== WHAT YOU HAVE TO DO ==
Set out each line from the following listing that includes the word "Read".

┌─ THE INPUT

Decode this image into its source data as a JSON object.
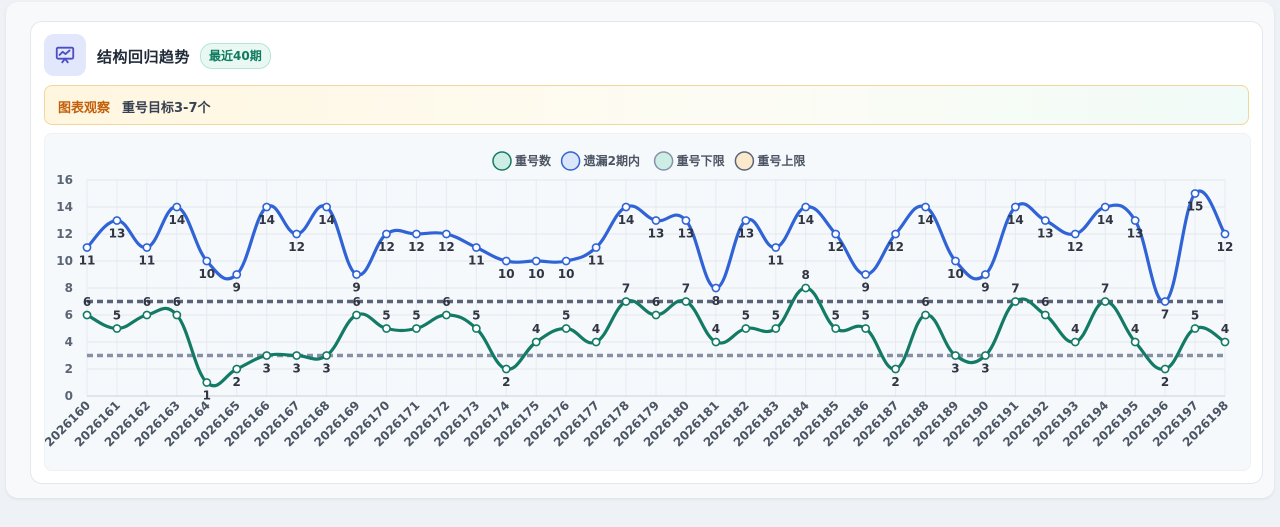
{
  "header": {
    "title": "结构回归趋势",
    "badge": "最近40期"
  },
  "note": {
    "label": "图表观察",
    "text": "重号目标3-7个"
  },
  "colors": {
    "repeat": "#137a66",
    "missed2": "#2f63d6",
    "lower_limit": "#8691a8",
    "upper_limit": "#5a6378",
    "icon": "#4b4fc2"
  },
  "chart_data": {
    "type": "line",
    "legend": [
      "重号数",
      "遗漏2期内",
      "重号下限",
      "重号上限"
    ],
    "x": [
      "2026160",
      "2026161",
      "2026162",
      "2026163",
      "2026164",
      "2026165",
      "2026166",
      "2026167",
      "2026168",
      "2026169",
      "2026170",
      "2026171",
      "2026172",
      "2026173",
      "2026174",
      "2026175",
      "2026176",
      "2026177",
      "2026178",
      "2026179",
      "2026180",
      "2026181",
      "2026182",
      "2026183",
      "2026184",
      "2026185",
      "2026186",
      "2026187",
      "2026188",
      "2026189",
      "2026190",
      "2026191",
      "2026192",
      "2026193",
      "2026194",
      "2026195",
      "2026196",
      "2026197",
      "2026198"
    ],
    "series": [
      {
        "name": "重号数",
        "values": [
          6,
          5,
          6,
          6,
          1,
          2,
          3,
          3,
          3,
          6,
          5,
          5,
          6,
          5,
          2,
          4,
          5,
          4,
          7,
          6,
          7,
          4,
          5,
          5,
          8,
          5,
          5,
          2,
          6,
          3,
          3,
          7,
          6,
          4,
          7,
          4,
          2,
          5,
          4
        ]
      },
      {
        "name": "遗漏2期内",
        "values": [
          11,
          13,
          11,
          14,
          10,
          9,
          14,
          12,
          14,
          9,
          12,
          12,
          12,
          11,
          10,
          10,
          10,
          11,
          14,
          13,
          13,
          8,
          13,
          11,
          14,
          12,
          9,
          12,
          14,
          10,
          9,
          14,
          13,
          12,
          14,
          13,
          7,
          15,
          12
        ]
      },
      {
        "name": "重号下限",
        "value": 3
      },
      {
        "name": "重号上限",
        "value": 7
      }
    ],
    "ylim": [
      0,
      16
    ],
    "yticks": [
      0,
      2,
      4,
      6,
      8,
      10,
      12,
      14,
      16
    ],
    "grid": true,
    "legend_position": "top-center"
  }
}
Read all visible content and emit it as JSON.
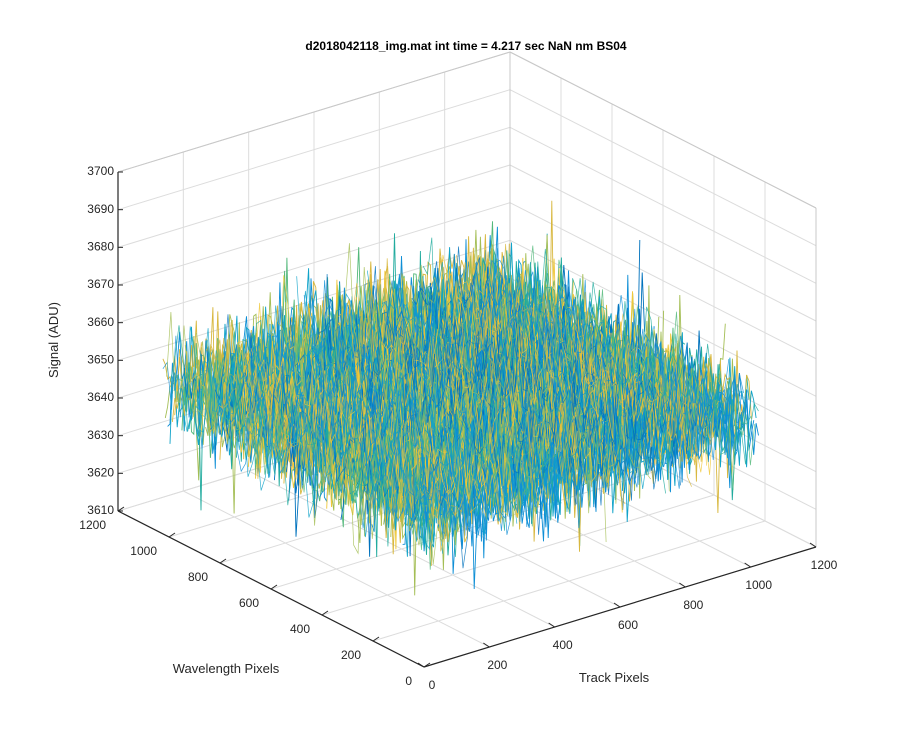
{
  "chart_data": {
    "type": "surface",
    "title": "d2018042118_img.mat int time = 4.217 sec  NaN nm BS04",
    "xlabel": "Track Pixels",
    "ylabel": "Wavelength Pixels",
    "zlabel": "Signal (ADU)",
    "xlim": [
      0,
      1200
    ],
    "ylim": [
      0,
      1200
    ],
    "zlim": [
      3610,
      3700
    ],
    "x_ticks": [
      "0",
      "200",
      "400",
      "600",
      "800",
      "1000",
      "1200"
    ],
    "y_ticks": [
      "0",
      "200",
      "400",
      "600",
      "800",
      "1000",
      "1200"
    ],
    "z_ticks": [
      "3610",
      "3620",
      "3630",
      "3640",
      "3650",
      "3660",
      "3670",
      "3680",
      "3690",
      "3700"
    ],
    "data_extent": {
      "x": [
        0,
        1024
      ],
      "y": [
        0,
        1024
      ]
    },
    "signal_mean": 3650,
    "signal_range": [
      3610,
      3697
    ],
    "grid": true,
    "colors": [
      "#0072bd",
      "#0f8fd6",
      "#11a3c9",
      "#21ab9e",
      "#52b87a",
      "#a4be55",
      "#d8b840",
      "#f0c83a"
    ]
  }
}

└─
┌─ THE INPUT

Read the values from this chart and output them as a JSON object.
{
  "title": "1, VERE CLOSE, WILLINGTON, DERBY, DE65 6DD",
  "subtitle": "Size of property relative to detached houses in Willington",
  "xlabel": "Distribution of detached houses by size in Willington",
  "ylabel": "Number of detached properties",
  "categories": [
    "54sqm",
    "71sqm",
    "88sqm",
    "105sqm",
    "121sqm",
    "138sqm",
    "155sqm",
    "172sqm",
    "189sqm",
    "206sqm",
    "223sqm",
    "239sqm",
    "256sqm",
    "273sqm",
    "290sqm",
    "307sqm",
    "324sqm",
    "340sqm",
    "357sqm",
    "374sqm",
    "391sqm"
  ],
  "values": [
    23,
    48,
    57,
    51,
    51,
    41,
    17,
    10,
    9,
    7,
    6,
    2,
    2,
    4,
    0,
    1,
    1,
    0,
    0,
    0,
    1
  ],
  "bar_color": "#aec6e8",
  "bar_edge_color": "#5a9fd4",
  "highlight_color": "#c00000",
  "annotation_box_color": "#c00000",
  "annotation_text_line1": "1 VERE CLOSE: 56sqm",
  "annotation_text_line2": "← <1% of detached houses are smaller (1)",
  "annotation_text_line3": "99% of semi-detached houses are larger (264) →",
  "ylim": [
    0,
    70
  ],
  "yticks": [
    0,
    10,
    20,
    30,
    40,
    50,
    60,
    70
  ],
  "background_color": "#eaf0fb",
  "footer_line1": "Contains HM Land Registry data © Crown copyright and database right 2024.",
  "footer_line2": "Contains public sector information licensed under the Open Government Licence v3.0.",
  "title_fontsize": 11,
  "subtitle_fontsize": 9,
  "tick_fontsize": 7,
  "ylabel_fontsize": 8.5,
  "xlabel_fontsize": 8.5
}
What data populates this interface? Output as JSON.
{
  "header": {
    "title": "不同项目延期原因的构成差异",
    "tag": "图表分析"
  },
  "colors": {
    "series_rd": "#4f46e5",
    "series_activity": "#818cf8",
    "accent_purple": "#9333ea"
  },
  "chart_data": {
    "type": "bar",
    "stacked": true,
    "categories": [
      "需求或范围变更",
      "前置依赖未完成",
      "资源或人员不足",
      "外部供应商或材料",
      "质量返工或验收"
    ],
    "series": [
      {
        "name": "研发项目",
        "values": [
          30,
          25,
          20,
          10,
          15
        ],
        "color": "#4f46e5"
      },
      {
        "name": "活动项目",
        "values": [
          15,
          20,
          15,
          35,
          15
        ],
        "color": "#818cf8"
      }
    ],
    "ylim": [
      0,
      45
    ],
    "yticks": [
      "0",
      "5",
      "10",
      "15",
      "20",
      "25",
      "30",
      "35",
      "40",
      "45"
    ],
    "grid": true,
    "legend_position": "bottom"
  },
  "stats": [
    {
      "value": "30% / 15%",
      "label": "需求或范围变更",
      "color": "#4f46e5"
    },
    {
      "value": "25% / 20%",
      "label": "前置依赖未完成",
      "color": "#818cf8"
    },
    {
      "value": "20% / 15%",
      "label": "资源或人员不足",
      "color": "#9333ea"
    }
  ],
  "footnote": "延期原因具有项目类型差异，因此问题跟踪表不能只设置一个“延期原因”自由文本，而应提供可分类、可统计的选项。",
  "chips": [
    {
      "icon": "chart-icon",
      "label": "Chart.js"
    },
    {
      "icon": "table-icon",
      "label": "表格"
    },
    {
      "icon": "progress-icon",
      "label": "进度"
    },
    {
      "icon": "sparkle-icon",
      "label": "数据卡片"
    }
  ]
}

└─
┌─ THE INPUT

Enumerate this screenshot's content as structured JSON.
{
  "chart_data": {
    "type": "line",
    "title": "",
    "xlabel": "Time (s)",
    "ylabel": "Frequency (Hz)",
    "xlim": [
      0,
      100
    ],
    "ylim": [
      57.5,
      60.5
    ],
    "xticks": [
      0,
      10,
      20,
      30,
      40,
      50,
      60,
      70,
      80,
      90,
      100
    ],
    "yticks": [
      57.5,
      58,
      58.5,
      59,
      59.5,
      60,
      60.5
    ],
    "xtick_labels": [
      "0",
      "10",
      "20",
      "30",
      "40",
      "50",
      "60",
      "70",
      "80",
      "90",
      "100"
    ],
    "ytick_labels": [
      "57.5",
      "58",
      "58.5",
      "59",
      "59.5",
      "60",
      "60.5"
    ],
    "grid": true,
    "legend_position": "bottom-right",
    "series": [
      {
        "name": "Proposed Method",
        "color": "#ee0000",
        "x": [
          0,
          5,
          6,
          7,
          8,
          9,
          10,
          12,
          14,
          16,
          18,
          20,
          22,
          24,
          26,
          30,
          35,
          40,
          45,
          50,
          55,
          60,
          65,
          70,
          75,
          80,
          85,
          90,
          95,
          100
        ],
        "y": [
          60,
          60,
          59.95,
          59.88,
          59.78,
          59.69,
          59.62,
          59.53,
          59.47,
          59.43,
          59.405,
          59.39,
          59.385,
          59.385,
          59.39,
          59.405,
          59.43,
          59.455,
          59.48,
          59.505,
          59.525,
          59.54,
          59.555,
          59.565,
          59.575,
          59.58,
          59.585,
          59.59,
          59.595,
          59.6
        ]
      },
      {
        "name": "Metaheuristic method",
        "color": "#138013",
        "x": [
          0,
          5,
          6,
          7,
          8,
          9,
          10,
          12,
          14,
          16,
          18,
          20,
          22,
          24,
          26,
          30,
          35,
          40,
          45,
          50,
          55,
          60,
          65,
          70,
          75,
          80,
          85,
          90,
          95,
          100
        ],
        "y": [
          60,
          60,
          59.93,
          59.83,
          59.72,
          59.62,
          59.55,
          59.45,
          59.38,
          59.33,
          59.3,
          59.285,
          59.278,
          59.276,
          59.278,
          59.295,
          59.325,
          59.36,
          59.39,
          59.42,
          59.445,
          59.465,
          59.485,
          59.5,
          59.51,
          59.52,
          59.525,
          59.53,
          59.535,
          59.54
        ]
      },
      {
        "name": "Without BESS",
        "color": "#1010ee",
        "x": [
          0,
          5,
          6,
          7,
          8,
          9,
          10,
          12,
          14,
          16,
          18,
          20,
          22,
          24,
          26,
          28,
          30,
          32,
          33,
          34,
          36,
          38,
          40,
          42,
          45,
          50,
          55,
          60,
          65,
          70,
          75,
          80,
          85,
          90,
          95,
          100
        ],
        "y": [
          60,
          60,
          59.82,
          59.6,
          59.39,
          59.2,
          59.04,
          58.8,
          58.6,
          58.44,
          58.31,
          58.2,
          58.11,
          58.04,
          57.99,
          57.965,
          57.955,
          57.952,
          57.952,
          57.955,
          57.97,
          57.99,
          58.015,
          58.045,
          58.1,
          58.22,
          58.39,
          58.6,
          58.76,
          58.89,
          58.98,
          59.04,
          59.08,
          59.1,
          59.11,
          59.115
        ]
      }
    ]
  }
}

└─

== EXPECTED ANSWER ==
Read all visible content and emit it as JSON.
Read the values from this chart and output them as a JSON object.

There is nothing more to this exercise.